* 练习要求:
**a)** 判断以下三项说法是否与关于Sqoop导入Hive的文档正文相符:(i) Mysql表mysql_student以id为主键;(ii) Hive表hive_student中的create_date字段为DATE类型;(iii) 查询导入语句时,可以在shell中执行sqoop help命令。每项回答“是”或“否”,并原样引用正文中起决定作用的文字。
**b)** 接续关于Sqoop导入Hive的文档正文,从其最后一句之后往下写。

* 文档正文:

=-=-=-=-=

前言
Sqoop’s import tool’s main function is to upload your data into files in HDFS. If you have a Hive metastore associated with your HDFS cluster, Sqoop can also import the data into Hive by generating and executing a CREATE TABLE statement to define the data’s layout in Hive. Importing data into Hive is as simple as adding the --hive-import option to your Sqoop command line.
Sqoop的导入工具的主要功能是将您的数据上传到HDFS中的文件中。如果您拥有与HDFS群集关联的Hive元存储,Sqoop还可以通过生成并执行CREATE TABLE语句在Hive中定义数据的布局,将数据导入Hive。将数据导入Hive在Sqoop命令行中添加--hive-import选项。查询导入语句时,不必翻看官方文档,只需在shell中执行sqoop help命令即可。
如果你对SQOOP尚未了解,请移步至Apache SQOOP这篇文章。
导入过程中出现的Error你也可以在文章中寻找到解决方式
表结构与数据源
- Mysql表结构
create table mysql_student(
id int,
name varchar(10),
age int,
sex varchar(5),
create_date DATE,
primary key (id)
);
- Mysql插入数据
insert into mysql_student values
(1,'xinxing',22,'boy','2020-06-12'),
(2,'xiaohong',26,'girl','2020-06-17'),
(3,'xiaoming',22,'boy','2020-06-13'),
(4,'shishi',17,'girl','2020-05-12'),
(5,'xiaoli',30,'boy','2020-07-12');
- Mysql更新数据源
insert into mysql_student values
(6,'liudehua',22,'boy','2020-06-12'),
(7,'yangmi',26,'girl','2020-06-17'),
(8,'yangyang',22,'boy','2020-06-13'),
(9,'hejiong',17,'girl','2020-05-12'),
(10,'xiena',30,'boy','2020-07-12');
- Hive表结构
create table hive_student(
id int,
name string,
age int,
sex string,
create_date string
)

=-=-=-=-=

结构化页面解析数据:
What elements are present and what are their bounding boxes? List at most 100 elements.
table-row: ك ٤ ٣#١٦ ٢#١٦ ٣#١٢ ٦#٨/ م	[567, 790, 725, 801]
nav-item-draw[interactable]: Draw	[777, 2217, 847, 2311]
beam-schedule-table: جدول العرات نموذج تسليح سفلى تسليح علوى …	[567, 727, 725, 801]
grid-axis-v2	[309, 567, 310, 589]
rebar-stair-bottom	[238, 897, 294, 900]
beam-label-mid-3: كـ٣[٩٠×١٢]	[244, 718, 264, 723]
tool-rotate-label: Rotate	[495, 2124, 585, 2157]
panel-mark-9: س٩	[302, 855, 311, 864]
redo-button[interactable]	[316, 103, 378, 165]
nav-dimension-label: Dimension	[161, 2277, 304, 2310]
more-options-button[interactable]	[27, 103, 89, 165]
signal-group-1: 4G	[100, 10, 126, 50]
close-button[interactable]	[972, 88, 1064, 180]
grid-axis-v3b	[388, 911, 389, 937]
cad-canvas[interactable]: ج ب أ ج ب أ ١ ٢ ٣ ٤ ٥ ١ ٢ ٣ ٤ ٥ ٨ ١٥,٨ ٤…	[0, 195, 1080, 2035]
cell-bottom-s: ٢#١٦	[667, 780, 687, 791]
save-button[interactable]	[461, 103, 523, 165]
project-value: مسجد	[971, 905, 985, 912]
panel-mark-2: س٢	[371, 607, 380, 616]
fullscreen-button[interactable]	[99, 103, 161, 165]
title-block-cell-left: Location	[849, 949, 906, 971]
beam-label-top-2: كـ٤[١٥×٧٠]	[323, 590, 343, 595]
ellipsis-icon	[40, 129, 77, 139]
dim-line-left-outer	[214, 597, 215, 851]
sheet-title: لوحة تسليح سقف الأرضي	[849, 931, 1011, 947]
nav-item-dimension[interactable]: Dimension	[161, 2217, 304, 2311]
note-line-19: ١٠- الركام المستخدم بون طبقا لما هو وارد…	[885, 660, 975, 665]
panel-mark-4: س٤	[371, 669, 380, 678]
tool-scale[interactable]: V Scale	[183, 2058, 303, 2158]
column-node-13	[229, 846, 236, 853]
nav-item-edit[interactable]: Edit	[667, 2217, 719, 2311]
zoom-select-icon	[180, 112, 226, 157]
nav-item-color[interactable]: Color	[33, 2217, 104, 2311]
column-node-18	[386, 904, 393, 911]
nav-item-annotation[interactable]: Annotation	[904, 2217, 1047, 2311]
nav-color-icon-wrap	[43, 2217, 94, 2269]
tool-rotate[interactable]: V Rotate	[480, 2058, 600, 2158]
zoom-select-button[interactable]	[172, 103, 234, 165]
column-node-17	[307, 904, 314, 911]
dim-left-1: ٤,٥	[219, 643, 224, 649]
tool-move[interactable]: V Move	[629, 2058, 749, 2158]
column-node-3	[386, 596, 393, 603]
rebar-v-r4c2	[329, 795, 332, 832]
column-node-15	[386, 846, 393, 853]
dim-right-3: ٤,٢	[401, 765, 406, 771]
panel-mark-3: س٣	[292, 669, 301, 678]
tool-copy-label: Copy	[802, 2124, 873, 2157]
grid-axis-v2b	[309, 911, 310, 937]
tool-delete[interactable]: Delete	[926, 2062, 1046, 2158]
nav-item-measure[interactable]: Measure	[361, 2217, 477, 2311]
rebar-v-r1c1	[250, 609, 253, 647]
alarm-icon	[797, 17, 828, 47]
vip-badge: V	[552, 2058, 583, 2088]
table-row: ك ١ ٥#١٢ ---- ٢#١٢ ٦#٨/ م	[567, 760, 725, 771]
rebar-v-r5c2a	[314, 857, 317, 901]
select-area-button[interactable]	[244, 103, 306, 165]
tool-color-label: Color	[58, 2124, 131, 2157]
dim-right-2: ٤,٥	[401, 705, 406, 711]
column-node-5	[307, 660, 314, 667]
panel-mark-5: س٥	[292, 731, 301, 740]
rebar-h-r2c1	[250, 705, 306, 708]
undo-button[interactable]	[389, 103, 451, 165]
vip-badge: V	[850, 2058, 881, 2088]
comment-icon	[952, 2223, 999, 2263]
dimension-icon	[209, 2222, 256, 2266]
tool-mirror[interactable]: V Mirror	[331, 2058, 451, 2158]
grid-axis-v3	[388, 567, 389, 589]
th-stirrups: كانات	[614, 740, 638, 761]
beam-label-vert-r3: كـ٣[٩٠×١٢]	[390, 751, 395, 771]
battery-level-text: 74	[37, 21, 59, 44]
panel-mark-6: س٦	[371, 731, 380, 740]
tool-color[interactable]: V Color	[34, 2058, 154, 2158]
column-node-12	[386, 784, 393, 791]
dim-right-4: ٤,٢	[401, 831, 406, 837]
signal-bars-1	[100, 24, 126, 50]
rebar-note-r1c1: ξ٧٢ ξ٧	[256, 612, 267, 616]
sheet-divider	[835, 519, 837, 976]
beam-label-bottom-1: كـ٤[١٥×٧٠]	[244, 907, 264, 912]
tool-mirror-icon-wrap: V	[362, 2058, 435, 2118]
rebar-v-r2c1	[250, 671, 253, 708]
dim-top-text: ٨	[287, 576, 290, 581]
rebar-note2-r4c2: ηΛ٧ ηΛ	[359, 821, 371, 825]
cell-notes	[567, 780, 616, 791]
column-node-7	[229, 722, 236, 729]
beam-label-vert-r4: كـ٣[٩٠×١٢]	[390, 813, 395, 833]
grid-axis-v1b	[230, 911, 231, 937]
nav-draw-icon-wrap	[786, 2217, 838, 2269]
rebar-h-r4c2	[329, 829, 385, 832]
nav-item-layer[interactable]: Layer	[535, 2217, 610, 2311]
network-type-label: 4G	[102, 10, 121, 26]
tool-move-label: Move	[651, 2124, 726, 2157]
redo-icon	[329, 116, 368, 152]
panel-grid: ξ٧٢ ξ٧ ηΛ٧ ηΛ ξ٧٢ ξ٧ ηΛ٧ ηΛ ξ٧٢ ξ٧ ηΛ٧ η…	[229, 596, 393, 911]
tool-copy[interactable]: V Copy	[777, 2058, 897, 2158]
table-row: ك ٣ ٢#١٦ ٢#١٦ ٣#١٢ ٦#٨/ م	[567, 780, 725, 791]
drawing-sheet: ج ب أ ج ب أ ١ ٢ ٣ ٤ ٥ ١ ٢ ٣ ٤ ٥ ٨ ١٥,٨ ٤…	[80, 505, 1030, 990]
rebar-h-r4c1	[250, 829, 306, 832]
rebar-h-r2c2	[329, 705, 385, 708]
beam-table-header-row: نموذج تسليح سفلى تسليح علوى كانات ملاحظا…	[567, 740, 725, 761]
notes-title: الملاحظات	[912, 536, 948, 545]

=-=-=-=-=

* 练习结果:
**a)**
(i) 是:“primary key (id)”
(ii) 否:“create_date string”
(iii) 是:“只需在shell中执行sqoop help命令即可”

**b)**
comment '全量导入学生表'
row format delimited fields terminated by ',';
抽取MYSQL数据到(HDFS)Hive单分区中
全量抽取
sqoop import \
--connect jdbc:mysql://xinxingdata001:3306/mysqlXinxing \
--username root \
--password 123456 \
--hive-database xinxing \
--table mysql_student \
--hive-table hive_student \
--hive-import \
--delete-target-dir \
--fields-terminated-by ',' \
--mapreduce-job-name Xinxing00001Job;
查询hive_student表
hive (xinxing)> select * from hive_student;
OK
hive_student.id hive_student.name hive_student.age hive_student.sex hive_student.create_date
1 xinxing 22 boy 2020-06-12
2 xiaohong 26 girl 2020-06-17
3 xiaoming 22 boy 2020-06-13
4 shishi 17 girl 2020-05-12
5 xiaoli 30 boy 2020-07-12
Time taken: 0.04 seconds, Fetched: 5 row(s)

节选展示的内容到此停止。